▸ **What you need to do**: Reproduce the whole listing, character for character.

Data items
━━━━━━━━━━━━━━━━━━━━

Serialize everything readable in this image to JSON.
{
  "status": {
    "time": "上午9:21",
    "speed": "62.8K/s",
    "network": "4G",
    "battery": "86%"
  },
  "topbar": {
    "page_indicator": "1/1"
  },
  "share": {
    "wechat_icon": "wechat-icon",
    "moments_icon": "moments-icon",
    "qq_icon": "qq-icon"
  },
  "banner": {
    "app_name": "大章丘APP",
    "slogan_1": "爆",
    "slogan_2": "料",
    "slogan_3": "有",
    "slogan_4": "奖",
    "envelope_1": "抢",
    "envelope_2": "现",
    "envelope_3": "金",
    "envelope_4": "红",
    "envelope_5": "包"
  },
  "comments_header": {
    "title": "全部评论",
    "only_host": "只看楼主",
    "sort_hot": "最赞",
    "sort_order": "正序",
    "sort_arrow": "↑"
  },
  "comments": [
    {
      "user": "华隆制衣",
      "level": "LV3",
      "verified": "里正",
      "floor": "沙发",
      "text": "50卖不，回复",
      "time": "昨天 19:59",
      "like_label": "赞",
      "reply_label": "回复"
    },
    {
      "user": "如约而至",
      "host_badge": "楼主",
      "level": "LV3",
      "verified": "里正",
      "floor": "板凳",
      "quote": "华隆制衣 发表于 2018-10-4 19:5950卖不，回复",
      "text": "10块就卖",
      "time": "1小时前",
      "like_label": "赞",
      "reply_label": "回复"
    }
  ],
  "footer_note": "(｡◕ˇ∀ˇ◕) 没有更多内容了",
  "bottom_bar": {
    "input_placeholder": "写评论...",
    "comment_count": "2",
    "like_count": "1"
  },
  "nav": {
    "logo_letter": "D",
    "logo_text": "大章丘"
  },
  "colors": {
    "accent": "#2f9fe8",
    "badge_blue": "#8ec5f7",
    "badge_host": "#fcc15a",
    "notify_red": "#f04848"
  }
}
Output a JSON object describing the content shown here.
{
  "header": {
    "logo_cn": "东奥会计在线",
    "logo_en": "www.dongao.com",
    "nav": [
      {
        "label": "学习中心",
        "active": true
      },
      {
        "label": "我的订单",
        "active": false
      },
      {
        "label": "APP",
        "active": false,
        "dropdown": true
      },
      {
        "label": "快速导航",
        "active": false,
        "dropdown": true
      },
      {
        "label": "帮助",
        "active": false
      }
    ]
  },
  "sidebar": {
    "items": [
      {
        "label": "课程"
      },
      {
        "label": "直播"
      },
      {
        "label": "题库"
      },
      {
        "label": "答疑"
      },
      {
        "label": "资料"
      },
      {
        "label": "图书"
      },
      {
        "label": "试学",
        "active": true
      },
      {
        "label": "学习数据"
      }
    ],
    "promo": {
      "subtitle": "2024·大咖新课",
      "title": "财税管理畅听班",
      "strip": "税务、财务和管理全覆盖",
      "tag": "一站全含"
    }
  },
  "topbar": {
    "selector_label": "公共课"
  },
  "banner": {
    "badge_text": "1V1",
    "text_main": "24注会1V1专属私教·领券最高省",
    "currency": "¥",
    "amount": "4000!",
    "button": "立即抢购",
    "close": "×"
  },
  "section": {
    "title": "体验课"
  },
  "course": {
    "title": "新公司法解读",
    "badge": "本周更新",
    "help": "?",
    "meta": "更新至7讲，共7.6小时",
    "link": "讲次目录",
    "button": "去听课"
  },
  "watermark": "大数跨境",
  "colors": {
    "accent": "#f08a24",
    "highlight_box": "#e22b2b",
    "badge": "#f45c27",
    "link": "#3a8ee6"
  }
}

━━━━━━━━━━━━━━━━━━━━

▸ **Complete output**:
Serialize everything readable in this image to JSON.
{
  "status": {
    "time": "上午9:21",
    "speed": "62.8K/s",
    "network": "4G",
    "battery": "86%"
  },
  "topbar": {
    "page_indicator": "1/1"
  },
  "share": {
    "wechat_icon": "wechat-icon",
    "moments_icon": "moments-icon",
    "qq_icon": "qq-icon"
  },
  "banner": {
    "app_name": "大章丘APP",
    "slogan_1": "爆",
    "slogan_2": "料",
    "slogan_3": "有",
    "slogan_4": "奖",
    "envelope_1": "抢",
    "envelope_2": "现",
    "envelope_3": "金",
    "envelope_4": "红",
    "envelope_5": "包"
  },
  "comments_header": {
    "title": "全部评论",
    "only_host": "只看楼主",
    "sort_hot": "最赞",
    "sort_order": "正序",
    "sort_arrow": "↑"
  },
  "comments": [
    {
      "user": "华隆制衣",
      "level": "LV3",
      "verified": "里正",
      "floor": "沙发",
      "text": "50卖不，回复",
      "time": "昨天 19:59",
      "like_label": "赞",
      "reply_label": "回复"
    },
    {
      "user": "如约而至",
      "host_badge": "楼主",
      "level": "LV3",
      "verified": "里正",
      "floor": "板凳",
      "quote": "华隆制衣 发表于 2018-10-4 19:5950卖不，回复",
      "text": "10块就卖",
      "time": "1小时前",
      "like_label": "赞",
      "reply_label": "回复"
    }
  ],
  "footer_note": "(｡◕ˇ∀ˇ◕) 没有更多内容了",
  "bottom_bar": {
    "input_placeholder": "写评论...",
    "comment_count": "2",
    "like_count": "1"
  },
  "nav": {
    "logo_letter": "D",
    "logo_text": "大章丘"
  },
  "colors": {
    "accent": "#2f9fe8",
    "badge_blue": "#8ec5f7",
    "badge_host": "#fcc15a",
    "notify_red": "#f04848"
  }
}
Output a JSON object describing the content shown here.
{
  "header": {
    "logo_cn": "东奥会计在线",
    "logo_en": "www.dongao.com",
    "nav": [
      {
        "label": "学习中心",
        "active": true
      },
      {
        "label": "我的订单",
        "active": false
      },
      {
        "label": "APP",
        "active": false,
        "dropdown": true
      },
      {
        "label": "快速导航",
        "active": false,
        "dropdown": true
      },
      {
        "label": "帮助",
        "active": false
      }
    ]
  },
  "sidebar": {
    "items": [
      {
        "label": "课程"
      },
      {
        "label": "直播"
      },
      {
        "label": "题库"
      },
      {
        "label": "答疑"
      },
      {
        "label": "资料"
      },
      {
        "label": "图书"
      },
      {
        "label": "试学",
        "active": true
      },
      {
        "label": "学习数据"
      }
    ],
    "promo": {
      "subtitle": "2024·大咖新课",
      "title": "财税管理畅听班",
      "strip": "税务、财务和管理全覆盖",
      "tag": "一站全含"
    }
  },
  "topbar": {
    "selector_label": "公共课"
  },
  "banner": {
    "badge_text": "1V1",
    "text_main": "24注会1V1专属私教·领券最高省",
    "currency": "¥",
    "amount": "4000!",
    "button": "立即抢购",
    "close": "×"
  },
  "section": {
    "title": "体验课"
  },
  "course": {
    "title": "新公司法解读",
    "badge": "本周更新",
    "help": "?",
    "meta": "更新至7讲，共7.6小时",
    "link": "讲次目录",
    "button": "去听课"
  },
  "watermark": "大数跨境",
  "colors": {
    "accent": "#f08a24",
    "highlight_box": "#e22b2b",
    "badge": "#f45c27",
    "link": "#3a8ee6"
  }
}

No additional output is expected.